[Records]
<<<<
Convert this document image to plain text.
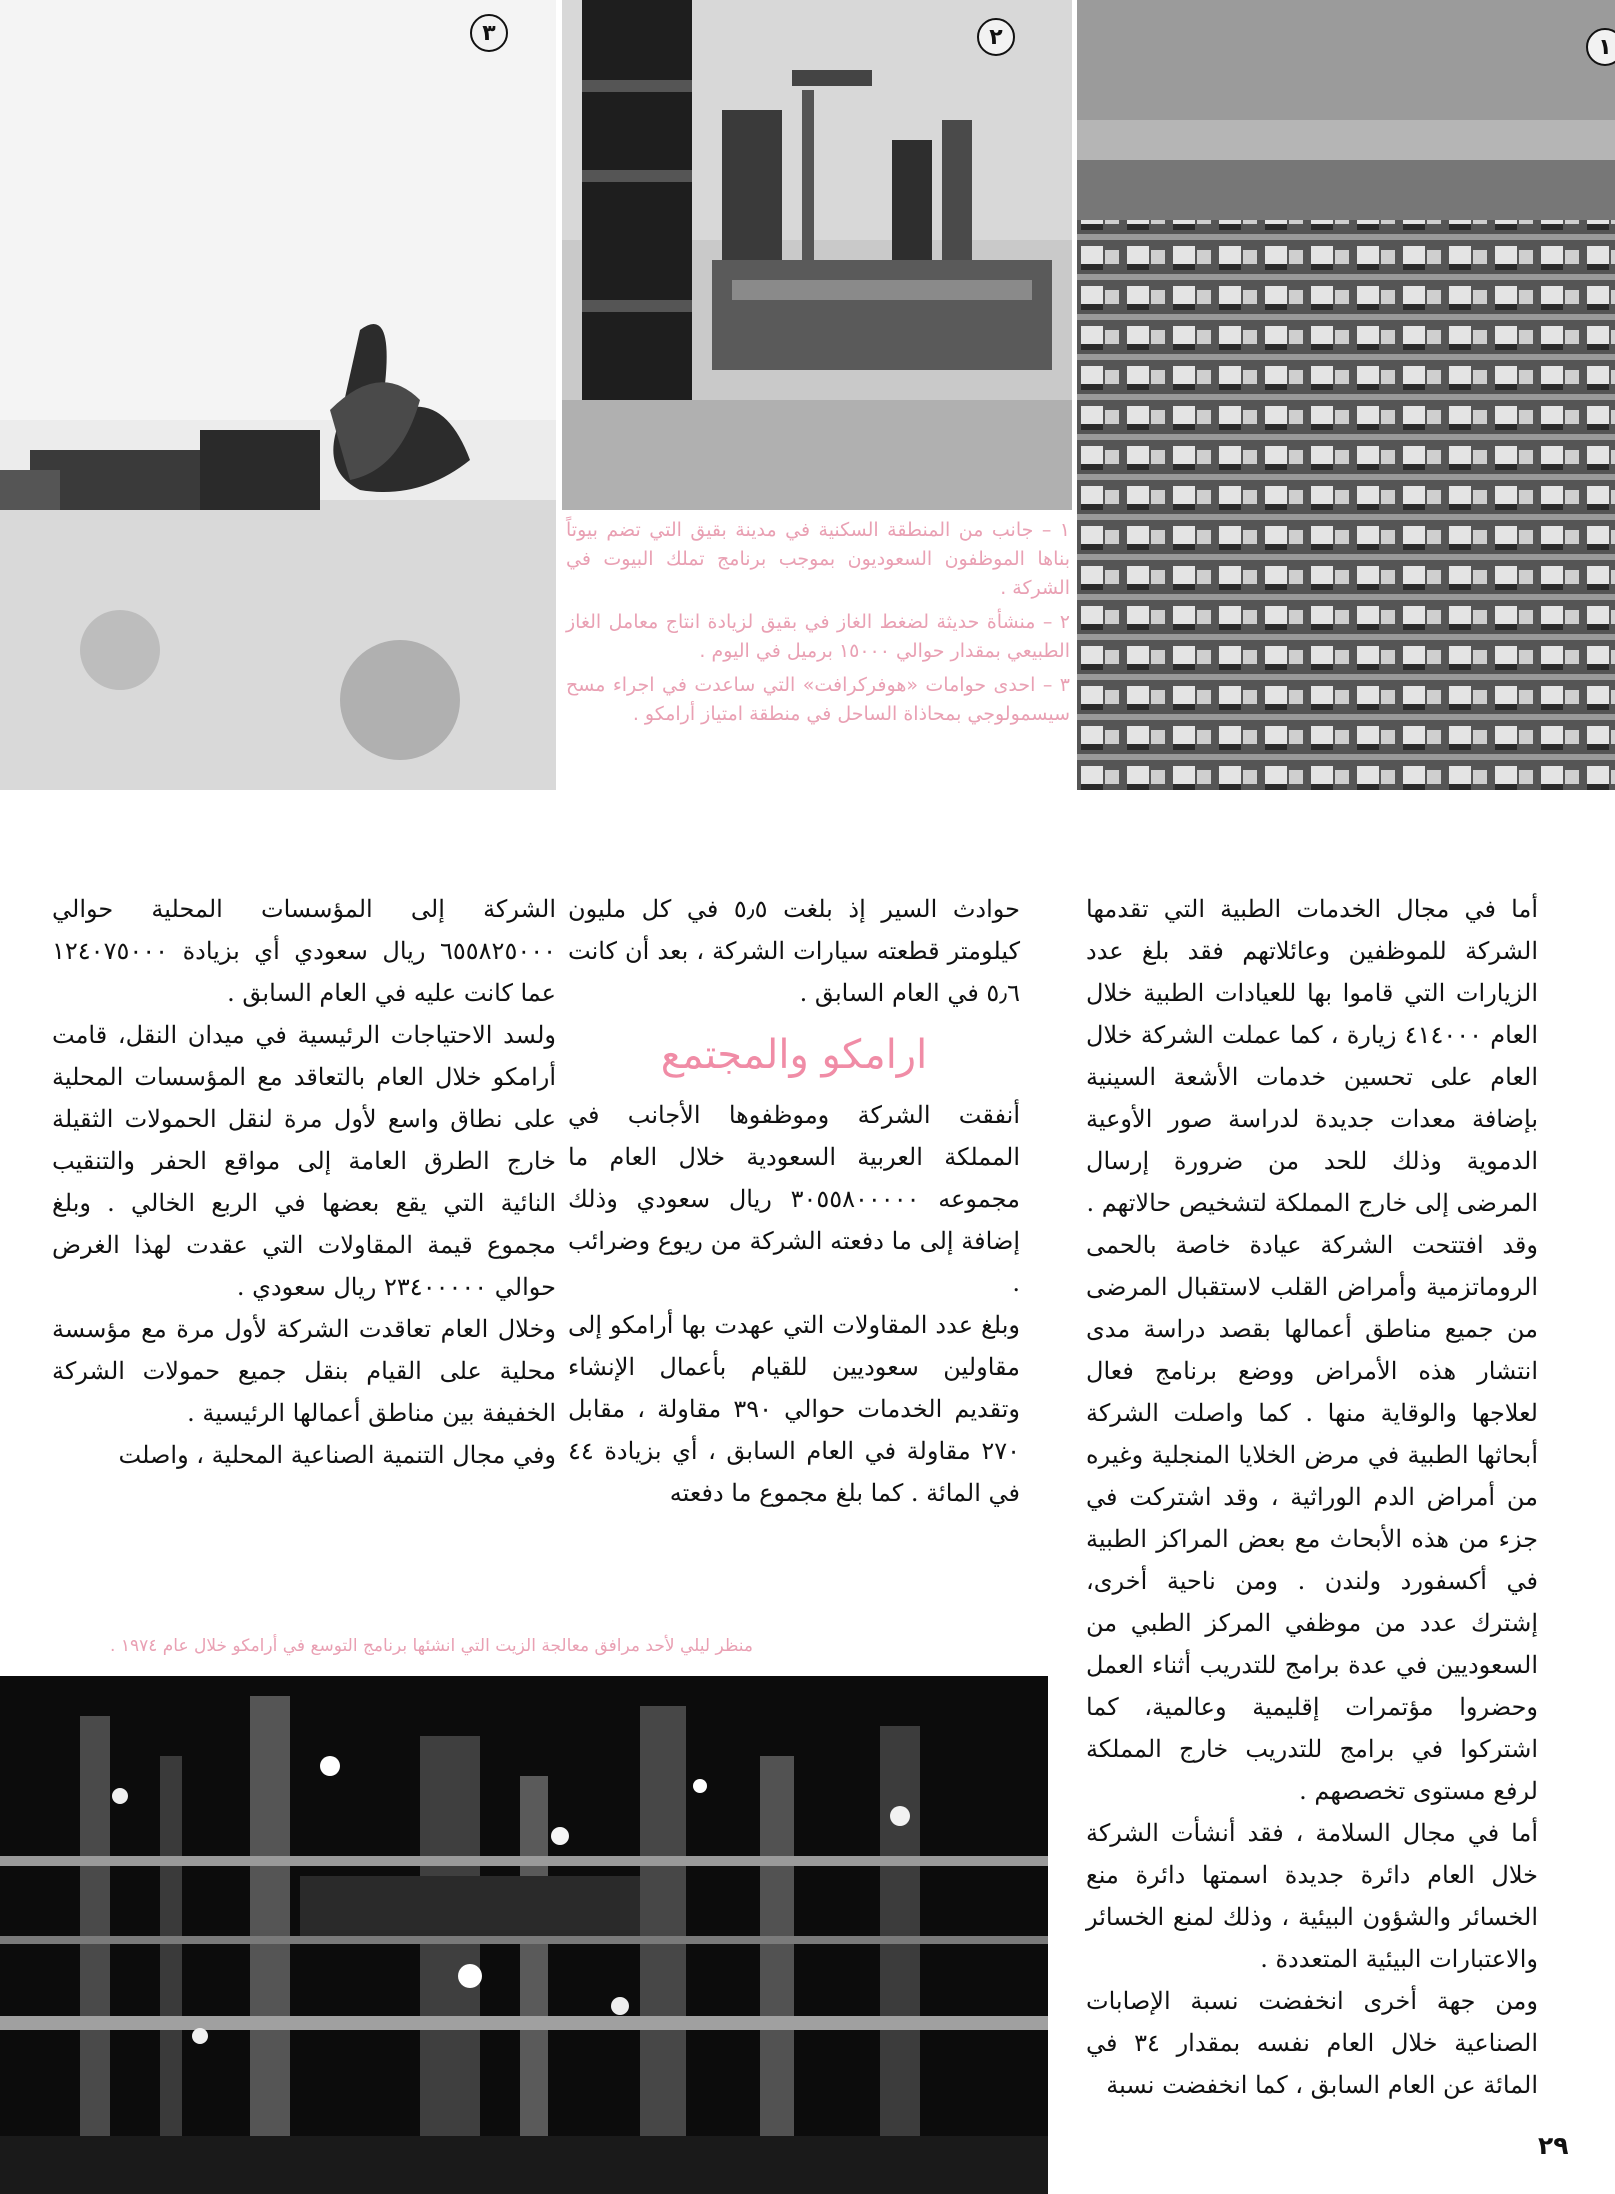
١
٢
٣

١ – جانب من المنطقة السكنية في مدينة بقيق التي تضم بيوتاً بناها الموظفون السعوديون بموجب برنامج تملك البيوت في الشركة .

٢ – منشأة حديثة لضغط الغاز في بقيق لزيادة انتاج معامل الغاز الطبيعي بمقدار حوالي ١٥٠٠٠ برميل في اليوم .

٣ – احدى حوامات «هوفركرافت» التي ساعدت في اجراء مسح سيسمولوجي بمحاذاة الساحل في منطقة امتياز أرامكو .

أما في مجال الخدمات الطبية التي تقدمها الشركة للموظفين وعائلاتهم فقد بلغ عدد الزيارات التي قاموا بها للعيادات الطبية خلال العام ٤١٤٠٠٠ زيارة ، كما عملت الشركة خلال العام على تحسين خدمات الأشعة السينية بإضافة معدات جديدة لدراسة صور الأوعية الدموية وذلك للحد من ضرورة إرسال المرضى إلى خارج المملكة لتشخيص حالاتهم .

وقد افتتحت الشركة عيادة خاصة بالحمى الروماتزمية وأمراض القلب لاستقبال المرضى من جميع مناطق أعمالها بقصد دراسة مدى انتشار هذه الأمراض ووضع برنامج فعال لعلاجها والوقاية منها . كما واصلت الشركة أبحاثها الطبية في مرض الخلايا المنجلية وغيره من أمراض الدم الوراثية ، وقد اشتركت في جزء من هذه الأبحاث مع بعض المراكز الطبية في أكسفورد ولندن . ومن ناحية أخرى، إشترك عدد من موظفي المركز الطبي من السعوديين في عدة برامج للتدريب أثناء العمل وحضروا مؤتمرات إقليمية وعالمية، كما اشتركوا في برامج للتدريب خارج المملكة لرفع مستوى تخصصهم .

أما في مجال السلامة ، فقد أنشأت الشركة خلال العام دائرة جديدة اسمتها دائرة منع الخسائر والشؤون البيئية ، وذلك لمنع الخسائر والاعتبارات البيئية المتعددة .

ومن جهة أخرى انخفضت نسبة الإصابات الصناعية خلال العام نفسه بمقدار ٣٤ في المائة عن العام السابق ، كما انخفضت نسبة

حوادث السير إذ بلغت ٥٫٥ في كل مليون كيلومتر قطعته سيارات الشركة ، بعد أن كانت ٥٫٦ في العام السابق .

ارامكو والمجتمع

أنفقت الشركة وموظفوها الأجانب في المملكة العربية السعودية خلال العام ما مجموعه ٣٠٥٥٨٠٠٠٠٠ ريال سعودي وذلك إضافة إلى ما دفعته الشركة من ريوع وضرائب .

وبلغ عدد المقاولات التي عهدت بها أرامكو إلى مقاولين سعوديين للقيام بأعمال الإنشاء وتقديم الخدمات حوالي ٣٩٠ مقاولة ، مقابل ٢٧٠ مقاولة في العام السابق ، أي بزيادة ٤٤ في المائة . كما بلغ مجموع ما دفعته

الشركة إلى المؤسسات المحلية حوالي ٦٥٥٨٢٥٠٠٠ ريال سعودي أي بزيادة ١٢٤٠٧٥٠٠٠ عما كانت عليه في العام السابق .

ولسد الاحتياجات الرئيسية في ميدان النقل، قامت أرامكو خلال العام بالتعاقد مع المؤسسات المحلية على نطاق واسع لأول مرة لنقل الحمولات الثقيلة خارج الطرق العامة إلى مواقع الحفر والتنقيب النائية التي يقع بعضها في الربع الخالي . وبلغ مجموع قيمة المقاولات التي عقدت لهذا الغرض حوالي ٢٣٤٠٠٠٠٠ ريال سعودي .

وخلال العام تعاقدت الشركة لأول مرة مع مؤسسة محلية على القيام بنقل جميع حمولات الشركة الخفيفة بين مناطق أعمالها الرئيسية .

وفي مجال التنمية الصناعية المحلية ، واصلت

منظر ليلي لأحد مرافق معالجة الزيت التي انشئها برنامج التوسع في أرامكو خلال عام ١٩٧٤ .
٢٩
>>>>
▶ [TASK OBJECTIVE]
Pictures are excluded; repeat every record exactly.

▶ [COMPLETE OUTPUT]
Convert this document image to plain text.
١
٢
٣

١ – جانب من المنطقة السكنية في مدينة بقيق التي تضم بيوتاً بناها الموظفون السعوديون بموجب برنامج تملك البيوت في الشركة .

٢ – منشأة حديثة لضغط الغاز في بقيق لزيادة انتاج معامل الغاز الطبيعي بمقدار حوالي ١٥٠٠٠ برميل في اليوم .

٣ – احدى حوامات «هوفركرافت» التي ساعدت في اجراء مسح سيسمولوجي بمحاذاة الساحل في منطقة امتياز أرامكو .

أما في مجال الخدمات الطبية التي تقدمها الشركة للموظفين وعائلاتهم فقد بلغ عدد الزيارات التي قاموا بها للعيادات الطبية خلال العام ٤١٤٠٠٠ زيارة ، كما عملت الشركة خلال العام على تحسين خدمات الأشعة السينية بإضافة معدات جديدة لدراسة صور الأوعية الدموية وذلك للحد من ضرورة إرسال المرضى إلى خارج المملكة لتشخيص حالاتهم .

وقد افتتحت الشركة عيادة خاصة بالحمى الروماتزمية وأمراض القلب لاستقبال المرضى من جميع مناطق أعمالها بقصد دراسة مدى انتشار هذه الأمراض ووضع برنامج فعال لعلاجها والوقاية منها . كما واصلت الشركة أبحاثها الطبية في مرض الخلايا المنجلية وغيره من أمراض الدم الوراثية ، وقد اشتركت في جزء من هذه الأبحاث مع بعض المراكز الطبية في أكسفورد ولندن . ومن ناحية أخرى، إشترك عدد من موظفي المركز الطبي من السعوديين في عدة برامج للتدريب أثناء العمل وحضروا مؤتمرات إقليمية وعالمية، كما اشتركوا في برامج للتدريب خارج المملكة لرفع مستوى تخصصهم .

أما في مجال السلامة ، فقد أنشأت الشركة خلال العام دائرة جديدة اسمتها دائرة منع الخسائر والشؤون البيئية ، وذلك لمنع الخسائر والاعتبارات البيئية المتعددة .

ومن جهة أخرى انخفضت نسبة الإصابات الصناعية خلال العام نفسه بمقدار ٣٤ في المائة عن العام السابق ، كما انخفضت نسبة

حوادث السير إذ بلغت ٥٫٥ في كل مليون كيلومتر قطعته سيارات الشركة ، بعد أن كانت ٥٫٦ في العام السابق .

ارامكو والمجتمع

أنفقت الشركة وموظفوها الأجانب في المملكة العربية السعودية خلال العام ما مجموعه ٣٠٥٥٨٠٠٠٠٠ ريال سعودي وذلك إضافة إلى ما دفعته الشركة من ريوع وضرائب .

وبلغ عدد المقاولات التي عهدت بها أرامكو إلى مقاولين سعوديين للقيام بأعمال الإنشاء وتقديم الخدمات حوالي ٣٩٠ مقاولة ، مقابل ٢٧٠ مقاولة في العام السابق ، أي بزيادة ٤٤ في المائة . كما بلغ مجموع ما دفعته

الشركة إلى المؤسسات المحلية حوالي ٦٥٥٨٢٥٠٠٠ ريال سعودي أي بزيادة ١٢٤٠٧٥٠٠٠ عما كانت عليه في العام السابق .

ولسد الاحتياجات الرئيسية في ميدان النقل، قامت أرامكو خلال العام بالتعاقد مع المؤسسات المحلية على نطاق واسع لأول مرة لنقل الحمولات الثقيلة خارج الطرق العامة إلى مواقع الحفر والتنقيب النائية التي يقع بعضها في الربع الخالي . وبلغ مجموع قيمة المقاولات التي عقدت لهذا الغرض حوالي ٢٣٤٠٠٠٠٠ ريال سعودي .

وخلال العام تعاقدت الشركة لأول مرة مع مؤسسة محلية على القيام بنقل جميع حمولات الشركة الخفيفة بين مناطق أعمالها الرئيسية .

وفي مجال التنمية الصناعية المحلية ، واصلت

منظر ليلي لأحد مرافق معالجة الزيت التي انشئها برنامج التوسع في أرامكو خلال عام ١٩٧٤ .
٢٩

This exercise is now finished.